:: Work required ::
Only a number is wanted: how many lines of the entries include the string "text"?

________

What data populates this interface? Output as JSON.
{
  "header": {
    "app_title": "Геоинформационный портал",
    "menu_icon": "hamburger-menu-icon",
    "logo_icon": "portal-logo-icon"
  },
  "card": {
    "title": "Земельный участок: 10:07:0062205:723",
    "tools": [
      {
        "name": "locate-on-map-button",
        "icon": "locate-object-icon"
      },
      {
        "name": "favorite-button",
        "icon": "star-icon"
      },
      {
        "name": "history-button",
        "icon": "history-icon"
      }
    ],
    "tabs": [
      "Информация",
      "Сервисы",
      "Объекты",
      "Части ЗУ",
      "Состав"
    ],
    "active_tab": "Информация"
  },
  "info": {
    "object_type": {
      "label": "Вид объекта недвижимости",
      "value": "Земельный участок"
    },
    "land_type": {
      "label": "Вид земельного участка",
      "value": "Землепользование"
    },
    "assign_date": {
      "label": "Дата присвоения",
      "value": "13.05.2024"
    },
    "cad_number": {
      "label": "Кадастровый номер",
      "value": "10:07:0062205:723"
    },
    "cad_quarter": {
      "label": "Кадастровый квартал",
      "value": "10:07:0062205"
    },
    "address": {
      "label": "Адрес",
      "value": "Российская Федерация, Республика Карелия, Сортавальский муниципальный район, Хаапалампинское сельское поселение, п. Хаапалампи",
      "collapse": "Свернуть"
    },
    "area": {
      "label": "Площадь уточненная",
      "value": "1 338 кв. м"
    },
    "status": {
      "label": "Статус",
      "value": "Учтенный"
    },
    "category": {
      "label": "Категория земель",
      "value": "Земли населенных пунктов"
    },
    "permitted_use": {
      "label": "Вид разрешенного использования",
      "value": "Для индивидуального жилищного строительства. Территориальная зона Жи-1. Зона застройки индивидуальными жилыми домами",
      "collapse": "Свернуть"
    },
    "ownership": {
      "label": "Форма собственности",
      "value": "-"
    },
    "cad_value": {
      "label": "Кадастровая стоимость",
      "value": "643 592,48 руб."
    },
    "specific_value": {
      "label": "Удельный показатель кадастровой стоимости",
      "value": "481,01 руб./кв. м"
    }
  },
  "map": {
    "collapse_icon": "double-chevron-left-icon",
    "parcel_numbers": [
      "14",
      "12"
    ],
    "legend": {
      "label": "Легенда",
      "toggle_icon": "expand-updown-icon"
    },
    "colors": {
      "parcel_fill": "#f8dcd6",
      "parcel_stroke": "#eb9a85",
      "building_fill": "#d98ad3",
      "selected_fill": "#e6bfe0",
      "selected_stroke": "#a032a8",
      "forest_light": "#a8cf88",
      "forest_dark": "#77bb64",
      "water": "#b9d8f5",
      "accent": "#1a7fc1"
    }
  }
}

________

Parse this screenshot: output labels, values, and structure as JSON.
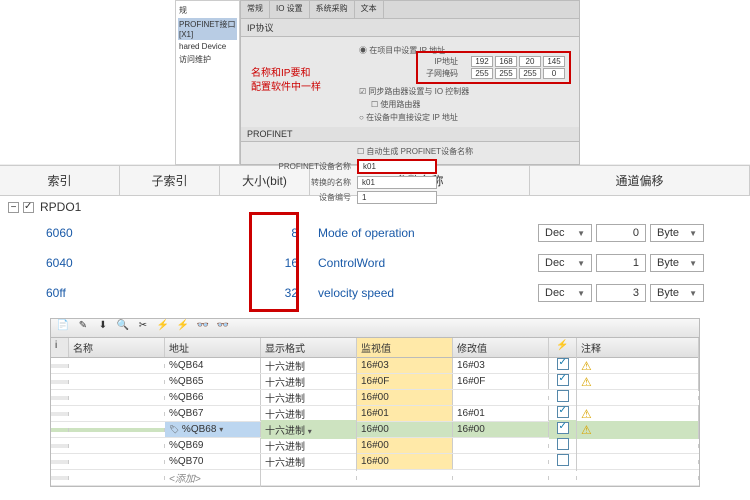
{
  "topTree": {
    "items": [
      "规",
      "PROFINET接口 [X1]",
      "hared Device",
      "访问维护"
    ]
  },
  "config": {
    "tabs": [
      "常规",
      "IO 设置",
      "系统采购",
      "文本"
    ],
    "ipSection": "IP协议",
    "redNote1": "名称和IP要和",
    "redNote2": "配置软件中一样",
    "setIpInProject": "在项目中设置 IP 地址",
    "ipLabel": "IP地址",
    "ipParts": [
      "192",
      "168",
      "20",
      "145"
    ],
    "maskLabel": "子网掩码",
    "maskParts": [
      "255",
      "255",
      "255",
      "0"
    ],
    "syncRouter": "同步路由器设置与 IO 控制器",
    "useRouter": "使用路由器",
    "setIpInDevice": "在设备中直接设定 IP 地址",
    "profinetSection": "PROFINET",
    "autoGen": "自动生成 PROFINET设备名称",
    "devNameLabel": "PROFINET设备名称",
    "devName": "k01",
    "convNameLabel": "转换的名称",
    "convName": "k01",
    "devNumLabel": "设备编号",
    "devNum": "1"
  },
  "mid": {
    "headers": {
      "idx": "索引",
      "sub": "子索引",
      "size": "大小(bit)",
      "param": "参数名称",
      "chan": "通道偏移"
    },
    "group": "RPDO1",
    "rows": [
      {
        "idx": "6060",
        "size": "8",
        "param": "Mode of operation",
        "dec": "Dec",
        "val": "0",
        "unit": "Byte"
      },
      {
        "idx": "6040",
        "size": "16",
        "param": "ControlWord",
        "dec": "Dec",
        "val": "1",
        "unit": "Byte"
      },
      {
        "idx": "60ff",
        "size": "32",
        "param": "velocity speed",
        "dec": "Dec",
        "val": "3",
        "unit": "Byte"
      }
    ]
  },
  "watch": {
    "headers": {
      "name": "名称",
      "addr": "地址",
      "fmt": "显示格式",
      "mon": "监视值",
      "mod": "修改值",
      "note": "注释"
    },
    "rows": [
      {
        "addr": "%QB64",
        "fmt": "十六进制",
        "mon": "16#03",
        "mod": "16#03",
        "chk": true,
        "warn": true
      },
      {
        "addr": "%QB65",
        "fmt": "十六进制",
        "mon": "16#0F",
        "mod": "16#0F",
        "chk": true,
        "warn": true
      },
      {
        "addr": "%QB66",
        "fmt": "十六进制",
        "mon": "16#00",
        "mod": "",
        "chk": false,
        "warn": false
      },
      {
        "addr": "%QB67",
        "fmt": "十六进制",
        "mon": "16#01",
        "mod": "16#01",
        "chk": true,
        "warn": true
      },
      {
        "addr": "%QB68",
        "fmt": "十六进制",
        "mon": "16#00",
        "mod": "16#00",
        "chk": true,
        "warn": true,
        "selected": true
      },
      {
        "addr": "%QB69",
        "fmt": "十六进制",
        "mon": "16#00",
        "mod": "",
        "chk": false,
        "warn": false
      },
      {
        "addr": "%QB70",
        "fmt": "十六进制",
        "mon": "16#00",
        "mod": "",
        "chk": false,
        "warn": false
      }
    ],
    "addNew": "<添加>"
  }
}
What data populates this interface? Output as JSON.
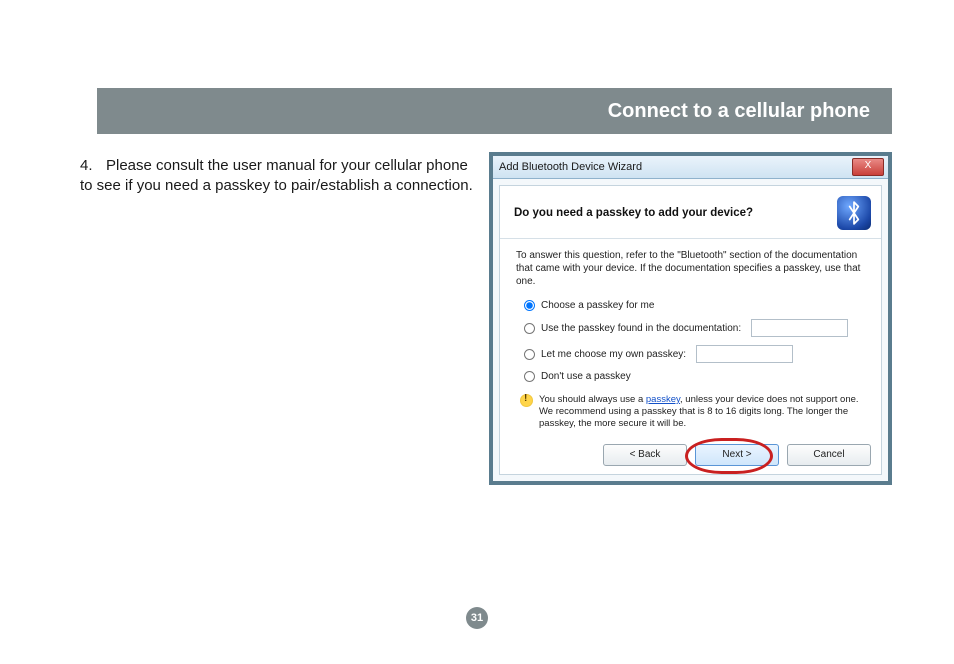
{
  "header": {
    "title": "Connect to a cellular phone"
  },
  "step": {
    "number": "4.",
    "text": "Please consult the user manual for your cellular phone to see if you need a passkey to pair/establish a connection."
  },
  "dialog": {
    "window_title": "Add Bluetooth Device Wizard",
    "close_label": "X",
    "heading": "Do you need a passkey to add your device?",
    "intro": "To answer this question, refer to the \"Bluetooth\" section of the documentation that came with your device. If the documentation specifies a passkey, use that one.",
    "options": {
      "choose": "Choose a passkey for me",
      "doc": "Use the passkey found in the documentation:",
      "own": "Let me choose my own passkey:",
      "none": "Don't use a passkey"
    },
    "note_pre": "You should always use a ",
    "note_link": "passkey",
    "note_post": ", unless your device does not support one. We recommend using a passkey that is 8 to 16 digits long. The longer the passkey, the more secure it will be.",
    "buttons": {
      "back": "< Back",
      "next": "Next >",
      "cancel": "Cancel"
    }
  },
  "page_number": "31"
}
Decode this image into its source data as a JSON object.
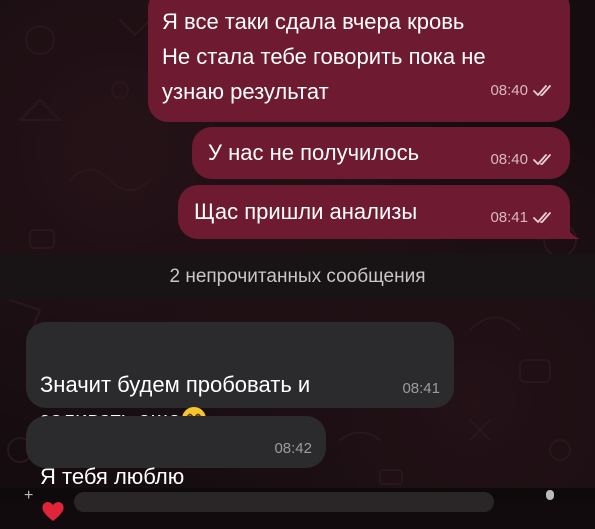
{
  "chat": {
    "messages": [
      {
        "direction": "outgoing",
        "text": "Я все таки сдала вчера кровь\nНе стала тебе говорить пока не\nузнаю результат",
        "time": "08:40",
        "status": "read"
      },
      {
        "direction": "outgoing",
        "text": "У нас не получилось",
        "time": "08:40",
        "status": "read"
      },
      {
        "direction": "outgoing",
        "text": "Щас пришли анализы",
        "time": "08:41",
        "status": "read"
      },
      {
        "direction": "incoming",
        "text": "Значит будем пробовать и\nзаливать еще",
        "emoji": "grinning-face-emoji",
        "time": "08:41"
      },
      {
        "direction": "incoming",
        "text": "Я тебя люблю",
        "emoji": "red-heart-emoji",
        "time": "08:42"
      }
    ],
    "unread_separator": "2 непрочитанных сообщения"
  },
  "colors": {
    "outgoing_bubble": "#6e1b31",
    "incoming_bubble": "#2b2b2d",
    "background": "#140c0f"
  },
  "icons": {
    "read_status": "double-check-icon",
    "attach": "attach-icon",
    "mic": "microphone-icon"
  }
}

________

:: Exercise output ::
6